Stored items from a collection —

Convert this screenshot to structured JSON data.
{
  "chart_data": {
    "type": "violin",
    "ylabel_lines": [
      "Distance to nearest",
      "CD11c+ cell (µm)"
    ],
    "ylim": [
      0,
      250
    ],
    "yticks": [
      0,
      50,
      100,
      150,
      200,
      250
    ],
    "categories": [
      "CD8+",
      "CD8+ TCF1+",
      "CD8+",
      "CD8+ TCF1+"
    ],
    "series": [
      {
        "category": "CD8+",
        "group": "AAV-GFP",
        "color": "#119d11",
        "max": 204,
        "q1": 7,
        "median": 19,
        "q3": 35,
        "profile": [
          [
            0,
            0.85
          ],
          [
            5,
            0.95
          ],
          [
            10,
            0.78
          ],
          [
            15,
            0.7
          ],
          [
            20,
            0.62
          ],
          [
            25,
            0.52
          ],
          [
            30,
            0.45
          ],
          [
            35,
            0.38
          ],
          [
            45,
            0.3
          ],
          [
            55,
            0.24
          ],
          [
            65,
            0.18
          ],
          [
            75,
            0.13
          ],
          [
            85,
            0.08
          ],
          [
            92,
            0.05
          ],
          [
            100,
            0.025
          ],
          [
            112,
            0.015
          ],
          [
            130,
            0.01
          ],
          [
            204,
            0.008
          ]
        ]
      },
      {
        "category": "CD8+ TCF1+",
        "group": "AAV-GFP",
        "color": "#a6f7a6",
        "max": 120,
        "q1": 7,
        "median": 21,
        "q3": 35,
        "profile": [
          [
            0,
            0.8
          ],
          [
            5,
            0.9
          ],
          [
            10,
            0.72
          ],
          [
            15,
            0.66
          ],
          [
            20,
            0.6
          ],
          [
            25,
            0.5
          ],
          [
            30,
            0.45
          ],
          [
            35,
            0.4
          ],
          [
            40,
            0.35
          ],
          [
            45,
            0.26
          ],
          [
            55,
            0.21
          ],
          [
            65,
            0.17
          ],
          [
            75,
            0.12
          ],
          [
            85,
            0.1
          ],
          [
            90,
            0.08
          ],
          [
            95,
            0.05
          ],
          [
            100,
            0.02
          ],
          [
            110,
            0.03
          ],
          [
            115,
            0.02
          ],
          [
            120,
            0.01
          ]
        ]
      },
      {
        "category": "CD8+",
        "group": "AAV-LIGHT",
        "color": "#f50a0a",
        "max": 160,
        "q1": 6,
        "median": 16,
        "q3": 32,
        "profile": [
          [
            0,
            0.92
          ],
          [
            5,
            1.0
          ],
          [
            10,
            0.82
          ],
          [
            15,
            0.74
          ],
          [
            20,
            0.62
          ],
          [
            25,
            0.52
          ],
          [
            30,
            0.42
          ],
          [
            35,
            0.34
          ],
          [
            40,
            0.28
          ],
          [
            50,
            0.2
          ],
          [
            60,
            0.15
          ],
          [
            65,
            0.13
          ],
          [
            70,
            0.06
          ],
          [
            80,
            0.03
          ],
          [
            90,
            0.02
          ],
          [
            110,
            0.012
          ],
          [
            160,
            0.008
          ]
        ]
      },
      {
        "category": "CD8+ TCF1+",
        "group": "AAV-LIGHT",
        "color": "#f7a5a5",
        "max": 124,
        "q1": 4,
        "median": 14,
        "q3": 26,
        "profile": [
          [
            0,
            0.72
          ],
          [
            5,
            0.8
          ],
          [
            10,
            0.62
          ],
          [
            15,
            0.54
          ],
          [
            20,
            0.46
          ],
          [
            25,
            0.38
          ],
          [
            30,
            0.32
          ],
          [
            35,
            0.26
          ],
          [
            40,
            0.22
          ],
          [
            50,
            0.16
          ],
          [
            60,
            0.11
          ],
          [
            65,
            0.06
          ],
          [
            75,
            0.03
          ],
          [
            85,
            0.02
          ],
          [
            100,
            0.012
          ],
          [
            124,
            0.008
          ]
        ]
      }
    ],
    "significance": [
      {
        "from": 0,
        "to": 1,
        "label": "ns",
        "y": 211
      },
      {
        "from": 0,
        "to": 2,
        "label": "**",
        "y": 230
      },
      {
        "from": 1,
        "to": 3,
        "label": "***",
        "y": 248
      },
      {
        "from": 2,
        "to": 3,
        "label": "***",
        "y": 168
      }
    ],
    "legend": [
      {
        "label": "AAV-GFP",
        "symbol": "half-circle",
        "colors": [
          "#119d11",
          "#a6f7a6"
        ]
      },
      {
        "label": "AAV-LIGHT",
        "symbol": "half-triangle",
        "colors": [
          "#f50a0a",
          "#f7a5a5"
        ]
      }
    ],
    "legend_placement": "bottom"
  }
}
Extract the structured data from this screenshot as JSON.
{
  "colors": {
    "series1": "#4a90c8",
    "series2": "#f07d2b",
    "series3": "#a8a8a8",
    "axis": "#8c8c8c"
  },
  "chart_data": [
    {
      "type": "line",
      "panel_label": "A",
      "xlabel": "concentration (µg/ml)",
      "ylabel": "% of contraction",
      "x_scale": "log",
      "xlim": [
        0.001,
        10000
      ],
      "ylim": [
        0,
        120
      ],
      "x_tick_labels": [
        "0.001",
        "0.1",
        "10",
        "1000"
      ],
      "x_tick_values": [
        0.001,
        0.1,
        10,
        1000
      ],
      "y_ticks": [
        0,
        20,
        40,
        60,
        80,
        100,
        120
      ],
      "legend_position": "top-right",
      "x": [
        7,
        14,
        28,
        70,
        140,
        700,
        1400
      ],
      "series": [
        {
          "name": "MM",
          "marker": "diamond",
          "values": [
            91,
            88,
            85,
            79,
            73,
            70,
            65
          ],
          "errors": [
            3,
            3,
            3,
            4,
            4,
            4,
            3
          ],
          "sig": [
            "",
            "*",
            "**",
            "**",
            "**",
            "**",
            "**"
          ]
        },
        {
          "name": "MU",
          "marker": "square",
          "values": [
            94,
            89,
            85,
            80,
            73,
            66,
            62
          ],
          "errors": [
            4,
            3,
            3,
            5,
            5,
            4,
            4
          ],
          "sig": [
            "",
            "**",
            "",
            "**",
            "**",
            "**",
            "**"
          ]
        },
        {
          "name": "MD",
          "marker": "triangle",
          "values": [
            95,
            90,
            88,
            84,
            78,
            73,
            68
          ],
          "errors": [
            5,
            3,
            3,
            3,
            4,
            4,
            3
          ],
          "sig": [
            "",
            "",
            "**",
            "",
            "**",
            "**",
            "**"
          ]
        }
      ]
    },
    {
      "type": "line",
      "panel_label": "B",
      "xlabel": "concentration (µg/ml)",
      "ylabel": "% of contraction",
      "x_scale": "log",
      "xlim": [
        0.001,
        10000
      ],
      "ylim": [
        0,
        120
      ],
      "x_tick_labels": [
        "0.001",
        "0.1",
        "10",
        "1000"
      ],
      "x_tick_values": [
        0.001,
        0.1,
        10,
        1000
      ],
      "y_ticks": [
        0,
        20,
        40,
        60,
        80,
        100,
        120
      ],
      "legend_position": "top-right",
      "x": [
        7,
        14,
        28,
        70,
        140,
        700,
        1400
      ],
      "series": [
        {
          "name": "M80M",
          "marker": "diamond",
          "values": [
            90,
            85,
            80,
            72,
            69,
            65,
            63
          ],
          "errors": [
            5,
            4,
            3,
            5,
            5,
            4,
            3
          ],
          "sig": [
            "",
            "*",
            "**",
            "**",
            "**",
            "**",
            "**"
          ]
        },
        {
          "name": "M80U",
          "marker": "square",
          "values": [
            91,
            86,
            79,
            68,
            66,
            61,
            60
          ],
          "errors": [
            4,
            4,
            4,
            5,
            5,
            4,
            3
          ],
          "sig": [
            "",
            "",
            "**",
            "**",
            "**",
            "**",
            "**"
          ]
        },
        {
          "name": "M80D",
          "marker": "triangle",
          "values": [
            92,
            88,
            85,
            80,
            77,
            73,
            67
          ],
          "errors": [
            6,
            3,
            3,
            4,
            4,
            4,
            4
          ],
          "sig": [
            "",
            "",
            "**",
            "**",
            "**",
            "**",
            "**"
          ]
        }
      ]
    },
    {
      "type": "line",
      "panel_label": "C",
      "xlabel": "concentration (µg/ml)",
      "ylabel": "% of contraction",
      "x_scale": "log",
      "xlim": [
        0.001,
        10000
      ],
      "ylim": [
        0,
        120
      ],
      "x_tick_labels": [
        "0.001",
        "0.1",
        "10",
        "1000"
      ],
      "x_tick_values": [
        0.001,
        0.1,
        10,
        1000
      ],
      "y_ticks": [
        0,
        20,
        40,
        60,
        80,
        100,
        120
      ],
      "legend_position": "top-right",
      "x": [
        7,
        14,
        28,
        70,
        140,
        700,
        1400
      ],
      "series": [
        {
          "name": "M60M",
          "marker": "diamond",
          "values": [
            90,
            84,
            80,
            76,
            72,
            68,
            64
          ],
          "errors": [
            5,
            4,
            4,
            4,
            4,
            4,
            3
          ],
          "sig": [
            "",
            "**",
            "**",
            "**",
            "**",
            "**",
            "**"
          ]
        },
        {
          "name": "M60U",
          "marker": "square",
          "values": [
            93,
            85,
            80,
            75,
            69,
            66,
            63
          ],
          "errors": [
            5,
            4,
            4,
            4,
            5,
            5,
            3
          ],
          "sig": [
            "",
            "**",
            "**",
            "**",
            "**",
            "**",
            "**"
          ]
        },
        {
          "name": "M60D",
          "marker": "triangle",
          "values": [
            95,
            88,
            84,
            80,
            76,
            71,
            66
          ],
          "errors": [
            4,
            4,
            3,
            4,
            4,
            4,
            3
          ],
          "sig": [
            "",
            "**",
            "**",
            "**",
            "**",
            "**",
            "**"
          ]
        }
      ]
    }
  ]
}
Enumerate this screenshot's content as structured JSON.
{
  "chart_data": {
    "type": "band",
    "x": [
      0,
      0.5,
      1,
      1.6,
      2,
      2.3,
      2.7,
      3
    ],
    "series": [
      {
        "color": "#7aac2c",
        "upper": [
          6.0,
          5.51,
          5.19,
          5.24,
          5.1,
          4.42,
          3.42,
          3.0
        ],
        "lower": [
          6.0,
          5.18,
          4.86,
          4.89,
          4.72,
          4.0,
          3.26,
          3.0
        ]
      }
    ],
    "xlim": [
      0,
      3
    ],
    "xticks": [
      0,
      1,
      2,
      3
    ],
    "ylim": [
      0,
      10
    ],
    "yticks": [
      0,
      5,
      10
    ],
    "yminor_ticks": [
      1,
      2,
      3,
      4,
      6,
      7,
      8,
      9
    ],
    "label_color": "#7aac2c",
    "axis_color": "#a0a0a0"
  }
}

Directive —
Everything from the line containing "Enumerate this screenshot's" to the end of the records must be written out exactly; include both of those lines and no others.

Complete answer —
Enumerate this screenshot's content as structured JSON.
{
  "chart_data": {
    "type": "band",
    "x": [
      0,
      0.5,
      1,
      1.6,
      2,
      2.3,
      2.7,
      3
    ],
    "series": [
      {
        "color": "#7aac2c",
        "upper": [
          6.0,
          5.51,
          5.19,
          5.24,
          5.1,
          4.42,
          3.42,
          3.0
        ],
        "lower": [
          6.0,
          5.18,
          4.86,
          4.89,
          4.72,
          4.0,
          3.26,
          3.0
        ]
      }
    ],
    "xlim": [
      0,
      3
    ],
    "xticks": [
      0,
      1,
      2,
      3
    ],
    "ylim": [
      0,
      10
    ],
    "yticks": [
      0,
      5,
      10
    ],
    "yminor_ticks": [
      1,
      2,
      3,
      4,
      6,
      7,
      8,
      9
    ],
    "label_color": "#7aac2c",
    "axis_color": "#a0a0a0"
  }
}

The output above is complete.